● **BRIEF**: Reproduce the data exactly and drop any pictures it holds.

[Dataset excerpts]
§ §

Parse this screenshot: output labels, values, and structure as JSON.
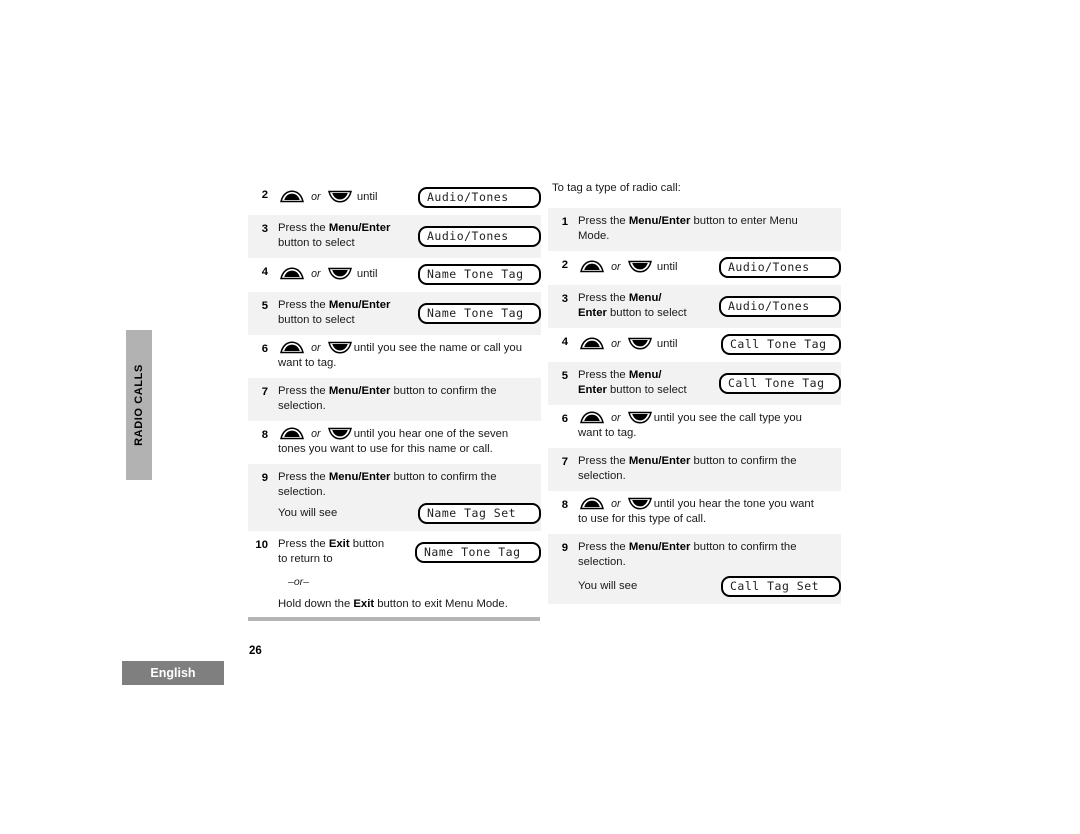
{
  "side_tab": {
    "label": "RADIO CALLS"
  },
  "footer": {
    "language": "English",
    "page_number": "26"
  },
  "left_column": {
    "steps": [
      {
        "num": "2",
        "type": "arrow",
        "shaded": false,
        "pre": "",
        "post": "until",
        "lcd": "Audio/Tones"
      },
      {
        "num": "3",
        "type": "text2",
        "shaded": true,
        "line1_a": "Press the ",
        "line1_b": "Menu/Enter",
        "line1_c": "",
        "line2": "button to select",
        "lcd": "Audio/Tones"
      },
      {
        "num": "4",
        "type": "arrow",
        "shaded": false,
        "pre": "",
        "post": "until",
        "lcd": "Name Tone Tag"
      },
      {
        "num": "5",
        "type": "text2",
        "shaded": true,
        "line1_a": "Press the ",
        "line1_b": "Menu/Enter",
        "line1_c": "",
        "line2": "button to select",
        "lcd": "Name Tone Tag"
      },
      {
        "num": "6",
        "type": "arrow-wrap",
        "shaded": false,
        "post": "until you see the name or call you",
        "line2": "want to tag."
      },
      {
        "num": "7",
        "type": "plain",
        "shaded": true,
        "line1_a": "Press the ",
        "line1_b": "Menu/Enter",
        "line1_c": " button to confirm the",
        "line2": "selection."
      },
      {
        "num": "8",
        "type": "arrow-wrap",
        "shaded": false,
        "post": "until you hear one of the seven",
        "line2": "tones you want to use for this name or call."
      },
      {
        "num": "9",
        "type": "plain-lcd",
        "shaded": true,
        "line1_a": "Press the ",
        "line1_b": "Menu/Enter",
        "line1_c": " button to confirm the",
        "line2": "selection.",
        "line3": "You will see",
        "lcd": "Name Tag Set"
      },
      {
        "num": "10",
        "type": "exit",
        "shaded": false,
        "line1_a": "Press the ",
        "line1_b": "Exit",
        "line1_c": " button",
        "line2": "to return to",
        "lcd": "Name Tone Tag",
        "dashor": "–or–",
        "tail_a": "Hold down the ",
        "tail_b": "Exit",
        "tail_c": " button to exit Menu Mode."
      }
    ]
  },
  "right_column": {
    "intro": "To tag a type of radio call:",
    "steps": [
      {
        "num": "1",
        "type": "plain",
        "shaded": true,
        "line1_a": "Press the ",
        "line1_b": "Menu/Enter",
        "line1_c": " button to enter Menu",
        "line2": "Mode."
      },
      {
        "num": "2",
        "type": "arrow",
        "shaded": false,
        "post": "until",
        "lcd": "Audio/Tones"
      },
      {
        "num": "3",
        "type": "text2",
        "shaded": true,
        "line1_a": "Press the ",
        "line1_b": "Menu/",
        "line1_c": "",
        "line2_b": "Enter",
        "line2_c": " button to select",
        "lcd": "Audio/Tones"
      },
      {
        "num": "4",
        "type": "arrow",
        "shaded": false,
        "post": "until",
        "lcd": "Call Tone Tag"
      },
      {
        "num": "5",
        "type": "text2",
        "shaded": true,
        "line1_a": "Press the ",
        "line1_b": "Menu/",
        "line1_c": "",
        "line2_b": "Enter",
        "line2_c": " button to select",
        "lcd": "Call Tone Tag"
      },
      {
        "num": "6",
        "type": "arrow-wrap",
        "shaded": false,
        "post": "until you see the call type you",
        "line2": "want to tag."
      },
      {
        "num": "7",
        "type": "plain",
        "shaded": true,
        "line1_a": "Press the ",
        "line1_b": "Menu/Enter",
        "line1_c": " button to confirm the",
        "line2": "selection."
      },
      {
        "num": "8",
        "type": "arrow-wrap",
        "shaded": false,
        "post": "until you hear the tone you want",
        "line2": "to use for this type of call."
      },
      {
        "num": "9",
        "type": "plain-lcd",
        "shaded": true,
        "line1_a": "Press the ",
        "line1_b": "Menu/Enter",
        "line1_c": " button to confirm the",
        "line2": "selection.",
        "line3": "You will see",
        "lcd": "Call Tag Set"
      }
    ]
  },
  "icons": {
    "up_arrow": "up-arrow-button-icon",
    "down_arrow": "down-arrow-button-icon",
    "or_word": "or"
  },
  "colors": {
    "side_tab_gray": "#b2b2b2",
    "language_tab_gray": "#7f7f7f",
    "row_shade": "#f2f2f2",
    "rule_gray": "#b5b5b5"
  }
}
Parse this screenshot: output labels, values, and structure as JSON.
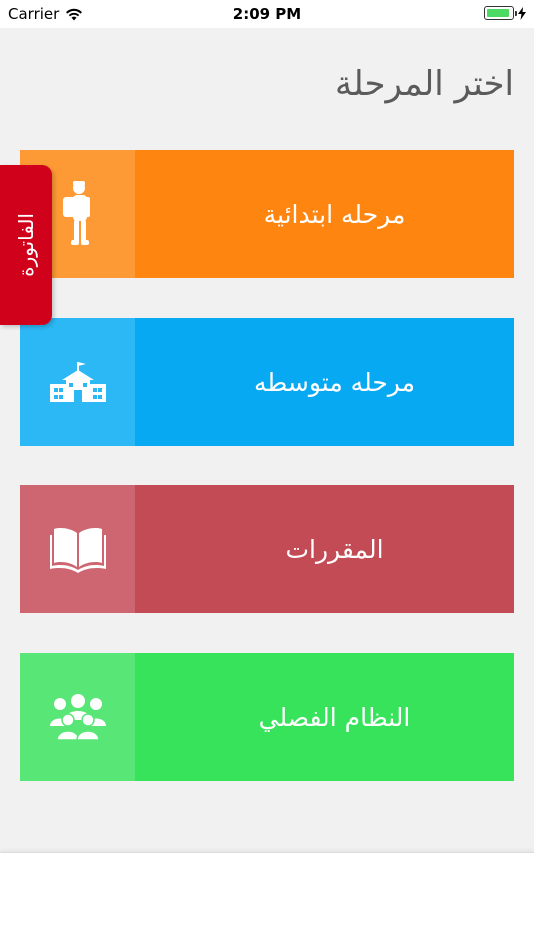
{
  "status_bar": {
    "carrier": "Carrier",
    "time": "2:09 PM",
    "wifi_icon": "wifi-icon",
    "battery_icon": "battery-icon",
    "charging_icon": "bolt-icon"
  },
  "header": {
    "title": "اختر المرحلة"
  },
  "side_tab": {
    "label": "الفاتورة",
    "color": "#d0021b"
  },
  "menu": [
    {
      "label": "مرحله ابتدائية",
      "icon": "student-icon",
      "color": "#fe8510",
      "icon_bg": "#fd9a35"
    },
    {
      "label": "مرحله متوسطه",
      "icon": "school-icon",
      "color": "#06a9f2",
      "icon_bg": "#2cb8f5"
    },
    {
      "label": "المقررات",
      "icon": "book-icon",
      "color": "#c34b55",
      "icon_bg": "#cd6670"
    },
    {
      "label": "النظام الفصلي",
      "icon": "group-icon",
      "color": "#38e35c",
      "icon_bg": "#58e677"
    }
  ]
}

§ §

● **RESULT FOR THIS EXERCISE**:
Parse this screenshot: output labels, values, and structure as JSON.
{
  "side_tab": {
    "label": "RADIO CALLS"
  },
  "footer": {
    "language": "English",
    "page_number": "26"
  },
  "left_column": {
    "steps": [
      {
        "num": "2",
        "type": "arrow",
        "shaded": false,
        "pre": "",
        "post": "until",
        "lcd": "Audio/Tones"
      },
      {
        "num": "3",
        "type": "text2",
        "shaded": true,
        "line1_a": "Press the ",
        "line1_b": "Menu/Enter",
        "line1_c": "",
        "line2": "button to select",
        "lcd": "Audio/Tones"
      },
      {
        "num": "4",
        "type": "arrow",
        "shaded": false,
        "pre": "",
        "post": "until",
        "lcd": "Name Tone Tag"
      },
      {
        "num": "5",
        "type": "text2",
        "shaded": true,
        "line1_a": "Press the ",
        "line1_b": "Menu/Enter",
        "line1_c": "",
        "line2": "button to select",
        "lcd": "Name Tone Tag"
      },
      {
        "num": "6",
        "type": "arrow-wrap",
        "shaded": false,
        "post": "until you see the name or call you",
        "line2": "want to tag."
      },
      {
        "num": "7",
        "type": "plain",
        "shaded": true,
        "line1_a": "Press the ",
        "line1_b": "Menu/Enter",
        "line1_c": " button to confirm the",
        "line2": "selection."
      },
      {
        "num": "8",
        "type": "arrow-wrap",
        "shaded": false,
        "post": "until you hear one of the seven",
        "line2": "tones you want to use for this name or call."
      },
      {
        "num": "9",
        "type": "plain-lcd",
        "shaded": true,
        "line1_a": "Press the ",
        "line1_b": "Menu/Enter",
        "line1_c": " button to confirm the",
        "line2": "selection.",
        "line3": "You will see",
        "lcd": "Name Tag Set"
      },
      {
        "num": "10",
        "type": "exit",
        "shaded": false,
        "line1_a": "Press the ",
        "line1_b": "Exit",
        "line1_c": " button",
        "line2": "to return to",
        "lcd": "Name Tone Tag",
        "dashor": "–or–",
        "tail_a": "Hold down the ",
        "tail_b": "Exit",
        "tail_c": " button to exit Menu Mode."
      }
    ]
  },
  "right_column": {
    "intro": "To tag a type of radio call:",
    "steps": [
      {
        "num": "1",
        "type": "plain",
        "shaded": true,
        "line1_a": "Press the ",
        "line1_b": "Menu/Enter",
        "line1_c": " button to enter Menu",
        "line2": "Mode."
      },
      {
        "num": "2",
        "type": "arrow",
        "shaded": false,
        "post": "until",
        "lcd": "Audio/Tones"
      },
      {
        "num": "3",
        "type": "text2",
        "shaded": true,
        "line1_a": "Press the ",
        "line1_b": "Menu/",
        "line1_c": "",
        "line2_b": "Enter",
        "line2_c": " button to select",
        "lcd": "Audio/Tones"
      },
      {
        "num": "4",
        "type": "arrow",
        "shaded": false,
        "post": "until",
        "lcd": "Call Tone Tag"
      },
      {
        "num": "5",
        "type": "text2",
        "shaded": true,
        "line1_a": "Press the ",
        "line1_b": "Menu/",
        "line1_c": "",
        "line2_b": "Enter",
        "line2_c": " button to select",
        "lcd": "Call Tone Tag"
      },
      {
        "num": "6",
        "type": "arrow-wrap",
        "shaded": false,
        "post": "until you see the call type you",
        "line2": "want to tag."
      },
      {
        "num": "7",
        "type": "plain",
        "shaded": true,
        "line1_a": "Press the ",
        "line1_b": "Menu/Enter",
        "line1_c": " button to confirm the",
        "line2": "selection."
      },
      {
        "num": "8",
        "type": "arrow-wrap",
        "shaded": false,
        "post": "until you hear the tone you want",
        "line2": "to use for this type of call."
      },
      {
        "num": "9",
        "type": "plain-lcd",
        "shaded": true,
        "line1_a": "Press the ",
        "line1_b": "Menu/Enter",
        "line1_c": " button to confirm the",
        "line2": "selection.",
        "line3": "You will see",
        "lcd": "Call Tag Set"
      }
    ]
  },
  "icons": {
    "up_arrow": "up-arrow-button-icon",
    "down_arrow": "down-arrow-button-icon",
    "or_word": "or"
  },
  "colors": {
    "side_tab_gray": "#b2b2b2",
    "language_tab_gray": "#7f7f7f",
    "row_shade": "#f2f2f2",
    "rule_gray": "#b5b5b5"
  }
}
Parse this screenshot: output labels, values, and structure as JSON.
{
  "status_bar": {
    "carrier": "Carrier",
    "time": "2:09 PM",
    "wifi_icon": "wifi-icon",
    "battery_icon": "battery-icon",
    "charging_icon": "bolt-icon"
  },
  "header": {
    "title": "اختر المرحلة"
  },
  "side_tab": {
    "label": "الفاتورة",
    "color": "#d0021b"
  },
  "menu": [
    {
      "label": "مرحله ابتدائية",
      "icon": "student-icon",
      "color": "#fe8510",
      "icon_bg": "#fd9a35"
    },
    {
      "label": "مرحله متوسطه",
      "icon": "school-icon",
      "color": "#06a9f2",
      "icon_bg": "#2cb8f5"
    },
    {
      "label": "المقررات",
      "icon": "book-icon",
      "color": "#c34b55",
      "icon_bg": "#cd6670"
    },
    {
      "label": "النظام الفصلي",
      "icon": "group-icon",
      "color": "#38e35c",
      "icon_bg": "#58e677"
    }
  ]
}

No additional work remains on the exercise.